Material provided =>
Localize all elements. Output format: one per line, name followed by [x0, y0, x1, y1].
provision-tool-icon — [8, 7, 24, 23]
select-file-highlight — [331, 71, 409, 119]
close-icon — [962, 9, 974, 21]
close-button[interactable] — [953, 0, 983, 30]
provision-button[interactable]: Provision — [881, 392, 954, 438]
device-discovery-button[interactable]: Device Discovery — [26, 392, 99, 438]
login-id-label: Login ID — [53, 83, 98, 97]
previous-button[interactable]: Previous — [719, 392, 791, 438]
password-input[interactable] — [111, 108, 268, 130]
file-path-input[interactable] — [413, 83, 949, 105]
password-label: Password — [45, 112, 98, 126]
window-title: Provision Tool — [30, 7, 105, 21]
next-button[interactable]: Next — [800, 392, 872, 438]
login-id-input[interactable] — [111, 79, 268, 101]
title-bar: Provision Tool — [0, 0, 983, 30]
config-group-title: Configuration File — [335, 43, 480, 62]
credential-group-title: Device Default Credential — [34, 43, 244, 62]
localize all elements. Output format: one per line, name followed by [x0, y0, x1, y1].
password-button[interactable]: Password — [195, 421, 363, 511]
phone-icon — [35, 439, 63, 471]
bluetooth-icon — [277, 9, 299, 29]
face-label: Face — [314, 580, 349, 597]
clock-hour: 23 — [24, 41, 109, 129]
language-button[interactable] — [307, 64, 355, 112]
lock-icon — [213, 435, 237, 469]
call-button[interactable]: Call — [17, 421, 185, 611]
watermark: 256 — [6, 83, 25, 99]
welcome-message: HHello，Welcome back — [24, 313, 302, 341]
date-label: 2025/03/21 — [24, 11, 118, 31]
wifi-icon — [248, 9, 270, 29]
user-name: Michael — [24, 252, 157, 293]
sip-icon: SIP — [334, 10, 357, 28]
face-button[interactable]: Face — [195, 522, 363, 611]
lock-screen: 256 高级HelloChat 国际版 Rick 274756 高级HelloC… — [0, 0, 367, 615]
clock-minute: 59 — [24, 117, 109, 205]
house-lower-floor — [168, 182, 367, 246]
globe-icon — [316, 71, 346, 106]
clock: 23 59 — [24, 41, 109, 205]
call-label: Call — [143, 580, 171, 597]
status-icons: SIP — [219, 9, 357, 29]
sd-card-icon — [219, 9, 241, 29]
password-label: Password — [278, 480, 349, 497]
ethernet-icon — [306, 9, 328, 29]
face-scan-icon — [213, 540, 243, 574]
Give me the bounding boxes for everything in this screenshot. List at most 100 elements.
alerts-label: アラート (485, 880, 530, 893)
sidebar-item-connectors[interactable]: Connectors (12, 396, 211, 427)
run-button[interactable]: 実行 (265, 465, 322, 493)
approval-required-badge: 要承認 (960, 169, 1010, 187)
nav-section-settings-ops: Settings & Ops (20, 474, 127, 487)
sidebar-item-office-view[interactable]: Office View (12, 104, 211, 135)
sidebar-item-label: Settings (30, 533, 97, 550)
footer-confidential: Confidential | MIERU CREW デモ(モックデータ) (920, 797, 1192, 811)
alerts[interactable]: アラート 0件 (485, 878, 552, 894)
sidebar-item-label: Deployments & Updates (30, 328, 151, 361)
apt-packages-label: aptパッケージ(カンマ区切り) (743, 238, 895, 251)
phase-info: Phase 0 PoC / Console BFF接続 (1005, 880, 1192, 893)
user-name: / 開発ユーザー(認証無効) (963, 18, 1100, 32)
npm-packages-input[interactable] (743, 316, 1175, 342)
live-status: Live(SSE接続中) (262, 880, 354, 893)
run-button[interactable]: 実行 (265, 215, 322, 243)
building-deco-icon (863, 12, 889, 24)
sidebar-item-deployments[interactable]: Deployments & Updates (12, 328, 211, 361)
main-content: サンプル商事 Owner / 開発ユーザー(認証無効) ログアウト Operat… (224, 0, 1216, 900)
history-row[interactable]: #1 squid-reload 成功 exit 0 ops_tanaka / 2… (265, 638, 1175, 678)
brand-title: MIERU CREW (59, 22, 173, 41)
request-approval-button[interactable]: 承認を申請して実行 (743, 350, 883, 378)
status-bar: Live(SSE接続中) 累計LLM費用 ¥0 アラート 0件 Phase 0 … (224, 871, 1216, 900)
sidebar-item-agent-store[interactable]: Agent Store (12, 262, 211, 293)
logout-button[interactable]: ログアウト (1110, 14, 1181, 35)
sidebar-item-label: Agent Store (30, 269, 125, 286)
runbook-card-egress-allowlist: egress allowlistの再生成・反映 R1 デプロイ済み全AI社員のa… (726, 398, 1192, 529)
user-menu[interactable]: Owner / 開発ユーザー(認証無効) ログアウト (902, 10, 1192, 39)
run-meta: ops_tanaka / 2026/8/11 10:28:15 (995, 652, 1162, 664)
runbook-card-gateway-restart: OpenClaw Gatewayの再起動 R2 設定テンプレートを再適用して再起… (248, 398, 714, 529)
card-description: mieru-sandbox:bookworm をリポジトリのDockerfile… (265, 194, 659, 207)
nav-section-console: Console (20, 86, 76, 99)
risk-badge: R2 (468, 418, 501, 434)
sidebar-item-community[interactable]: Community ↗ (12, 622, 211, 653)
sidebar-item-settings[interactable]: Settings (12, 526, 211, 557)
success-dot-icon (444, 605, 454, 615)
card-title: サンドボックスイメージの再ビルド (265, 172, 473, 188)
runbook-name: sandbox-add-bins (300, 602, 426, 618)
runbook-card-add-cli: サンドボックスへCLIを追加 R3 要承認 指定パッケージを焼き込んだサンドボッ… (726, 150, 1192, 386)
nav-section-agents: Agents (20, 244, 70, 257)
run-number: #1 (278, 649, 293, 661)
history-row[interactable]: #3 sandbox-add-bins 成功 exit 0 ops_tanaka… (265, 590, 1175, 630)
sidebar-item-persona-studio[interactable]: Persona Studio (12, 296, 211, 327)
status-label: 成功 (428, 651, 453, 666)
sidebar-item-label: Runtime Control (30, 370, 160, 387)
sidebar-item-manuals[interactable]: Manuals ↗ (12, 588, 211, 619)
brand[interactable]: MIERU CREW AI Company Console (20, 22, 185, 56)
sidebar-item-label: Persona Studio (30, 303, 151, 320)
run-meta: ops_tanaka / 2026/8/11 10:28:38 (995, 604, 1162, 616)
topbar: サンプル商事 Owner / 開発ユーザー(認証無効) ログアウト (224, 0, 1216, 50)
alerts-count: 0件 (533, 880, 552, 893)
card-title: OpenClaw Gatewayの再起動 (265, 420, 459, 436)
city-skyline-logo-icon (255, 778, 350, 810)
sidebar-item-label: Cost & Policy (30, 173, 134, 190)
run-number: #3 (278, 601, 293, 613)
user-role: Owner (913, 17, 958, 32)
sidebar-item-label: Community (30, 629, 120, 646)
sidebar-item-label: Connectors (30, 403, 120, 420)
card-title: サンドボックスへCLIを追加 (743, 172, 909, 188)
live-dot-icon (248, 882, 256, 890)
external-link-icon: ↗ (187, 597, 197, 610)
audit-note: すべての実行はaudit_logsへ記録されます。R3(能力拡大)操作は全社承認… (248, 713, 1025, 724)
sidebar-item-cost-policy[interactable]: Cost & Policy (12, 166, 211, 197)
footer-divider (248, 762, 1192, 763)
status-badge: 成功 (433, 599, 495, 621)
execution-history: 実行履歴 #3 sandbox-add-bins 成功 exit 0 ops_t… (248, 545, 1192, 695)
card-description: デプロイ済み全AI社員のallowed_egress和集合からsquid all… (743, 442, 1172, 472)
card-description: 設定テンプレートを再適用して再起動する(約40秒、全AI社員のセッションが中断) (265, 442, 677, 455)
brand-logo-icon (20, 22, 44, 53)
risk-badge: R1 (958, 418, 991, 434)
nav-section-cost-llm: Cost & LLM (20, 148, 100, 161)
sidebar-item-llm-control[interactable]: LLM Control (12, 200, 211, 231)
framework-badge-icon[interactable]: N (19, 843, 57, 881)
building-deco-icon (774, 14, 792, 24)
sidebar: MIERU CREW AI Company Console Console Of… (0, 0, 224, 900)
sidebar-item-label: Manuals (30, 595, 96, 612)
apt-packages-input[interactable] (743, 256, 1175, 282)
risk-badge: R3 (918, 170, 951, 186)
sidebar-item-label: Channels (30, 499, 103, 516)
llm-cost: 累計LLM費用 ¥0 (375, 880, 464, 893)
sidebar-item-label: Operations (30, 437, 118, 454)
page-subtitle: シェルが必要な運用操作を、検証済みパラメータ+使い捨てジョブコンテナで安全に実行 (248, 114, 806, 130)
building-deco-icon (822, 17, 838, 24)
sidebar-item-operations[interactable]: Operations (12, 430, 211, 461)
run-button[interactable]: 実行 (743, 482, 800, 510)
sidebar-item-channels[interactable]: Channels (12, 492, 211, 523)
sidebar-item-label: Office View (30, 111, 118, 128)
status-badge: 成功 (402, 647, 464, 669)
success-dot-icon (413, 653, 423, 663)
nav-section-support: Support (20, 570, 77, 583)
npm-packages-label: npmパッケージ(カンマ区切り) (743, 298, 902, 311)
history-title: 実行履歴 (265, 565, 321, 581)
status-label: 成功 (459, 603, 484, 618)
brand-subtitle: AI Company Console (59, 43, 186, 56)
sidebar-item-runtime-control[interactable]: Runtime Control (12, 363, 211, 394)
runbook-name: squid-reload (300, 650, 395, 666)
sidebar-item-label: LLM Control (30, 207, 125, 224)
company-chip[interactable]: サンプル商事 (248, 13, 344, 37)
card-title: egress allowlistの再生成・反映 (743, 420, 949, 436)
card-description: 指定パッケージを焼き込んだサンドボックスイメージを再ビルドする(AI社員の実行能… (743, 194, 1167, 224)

Problem to solve =>
Reproduce everything from the first line of the records down to the line that contains "close-button[interactable] — [953, 0, 983, 30]", including both of those lines.

Solution to this problem =>
Localize all elements. Output format: one per line, name followed by [x0, y0, x1, y1].
provision-tool-icon — [8, 7, 24, 23]
select-file-highlight — [331, 71, 409, 119]
close-icon — [962, 9, 974, 21]
close-button[interactable] — [953, 0, 983, 30]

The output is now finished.